# Description of the task
In the passage on state machines in software, what two simple forms are said to be enough for writing down a state machine?
─── Passage shown ───
Most non-trivial software has an implicit state machine: entities (orders, jobs, sessions) move through stages, and only certain transitions are valid. A payment can be pending, then completed or failed; a job can be queued, running, or done. We don’t always draw the machine — it’s buried in if/else and flags — but it’s there. That hidden structure is the “DNA” of the system: it determines what can happen, what can’t, and what we might forget (e.g. the path from “running” to “cancelled”).
Making the state machine explicit (states, transitions, guards) pays off. You can see dead ends, missing transitions, and inconsistent flags. You can generate tests that cover every transition or every state. You can document and review the behavior in one place. Many bugs in production come from the code drifting away from the intended machine: a new state was added in one place but not another, or a transition was forgotten in an error path.
State machines don’t have to be fancy. A table (state × event → next state) or a small DSL is enough. The point is to have a single source of truth for “what states exist and what transitions are allowed.” Code then implements that; tests and tools can check the implementation against the spec. When an LLM generates code, it’s implementing (or extending) an implicit machine — if the machine were explicit, you could check the model’s output against it.
In legacy code the machine is often undocumented. You can reverse-engineer it (manual or with tooling) and then maintain it. Going forward, designing the state machine first and then writing or generating code to match it is a way to keep structure stable even when the model is additive.
Expect more tooling that extracts or checks state machines from code, and more patterns for “spec the machine, then implement.”
─── Data records ───
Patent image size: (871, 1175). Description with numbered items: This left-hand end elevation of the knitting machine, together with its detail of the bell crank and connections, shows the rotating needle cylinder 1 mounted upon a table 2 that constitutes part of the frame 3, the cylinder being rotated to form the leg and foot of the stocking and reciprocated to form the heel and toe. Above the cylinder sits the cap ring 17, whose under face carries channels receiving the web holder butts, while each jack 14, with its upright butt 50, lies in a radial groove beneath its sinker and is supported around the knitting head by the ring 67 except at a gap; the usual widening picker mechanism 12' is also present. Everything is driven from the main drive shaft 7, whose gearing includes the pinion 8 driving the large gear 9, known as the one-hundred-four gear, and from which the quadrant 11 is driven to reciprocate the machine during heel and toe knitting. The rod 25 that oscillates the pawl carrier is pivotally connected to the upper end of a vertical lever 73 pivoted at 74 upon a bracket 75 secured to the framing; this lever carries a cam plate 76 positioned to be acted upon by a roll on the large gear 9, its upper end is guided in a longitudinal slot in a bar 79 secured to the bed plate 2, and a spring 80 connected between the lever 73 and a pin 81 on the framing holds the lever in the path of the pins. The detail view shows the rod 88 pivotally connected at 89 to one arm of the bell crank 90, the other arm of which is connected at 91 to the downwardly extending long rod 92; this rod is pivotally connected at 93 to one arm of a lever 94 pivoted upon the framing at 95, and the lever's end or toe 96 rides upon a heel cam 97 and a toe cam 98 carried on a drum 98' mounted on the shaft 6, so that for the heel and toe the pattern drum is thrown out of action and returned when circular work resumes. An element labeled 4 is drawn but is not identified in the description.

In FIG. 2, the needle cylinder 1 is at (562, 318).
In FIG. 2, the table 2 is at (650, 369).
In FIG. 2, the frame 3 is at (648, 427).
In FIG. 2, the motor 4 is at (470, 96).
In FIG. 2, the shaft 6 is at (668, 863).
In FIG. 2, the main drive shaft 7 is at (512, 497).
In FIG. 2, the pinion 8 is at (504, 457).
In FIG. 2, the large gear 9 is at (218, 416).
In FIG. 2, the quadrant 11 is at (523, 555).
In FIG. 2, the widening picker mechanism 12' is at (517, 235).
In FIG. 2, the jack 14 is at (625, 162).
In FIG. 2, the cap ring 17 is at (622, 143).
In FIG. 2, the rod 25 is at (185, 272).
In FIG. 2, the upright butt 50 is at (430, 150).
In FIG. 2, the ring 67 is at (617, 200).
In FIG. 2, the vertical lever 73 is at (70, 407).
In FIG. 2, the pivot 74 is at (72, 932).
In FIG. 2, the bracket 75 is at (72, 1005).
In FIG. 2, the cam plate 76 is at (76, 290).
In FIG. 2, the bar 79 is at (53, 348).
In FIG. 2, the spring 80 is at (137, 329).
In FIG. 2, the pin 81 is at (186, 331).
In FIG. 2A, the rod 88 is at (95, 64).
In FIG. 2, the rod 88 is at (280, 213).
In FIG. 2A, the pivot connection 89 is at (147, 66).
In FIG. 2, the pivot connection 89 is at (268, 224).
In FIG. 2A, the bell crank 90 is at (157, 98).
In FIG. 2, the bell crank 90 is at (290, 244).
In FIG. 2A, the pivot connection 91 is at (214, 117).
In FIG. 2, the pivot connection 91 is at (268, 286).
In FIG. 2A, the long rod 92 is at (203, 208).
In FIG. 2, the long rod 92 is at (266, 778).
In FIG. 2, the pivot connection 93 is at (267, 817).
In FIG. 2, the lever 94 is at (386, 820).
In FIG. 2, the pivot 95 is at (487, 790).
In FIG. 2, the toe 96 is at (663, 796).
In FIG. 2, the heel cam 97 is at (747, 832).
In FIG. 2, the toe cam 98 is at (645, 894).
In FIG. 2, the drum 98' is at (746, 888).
───
# Your solution
A table (state × event → next state) or a small DSL.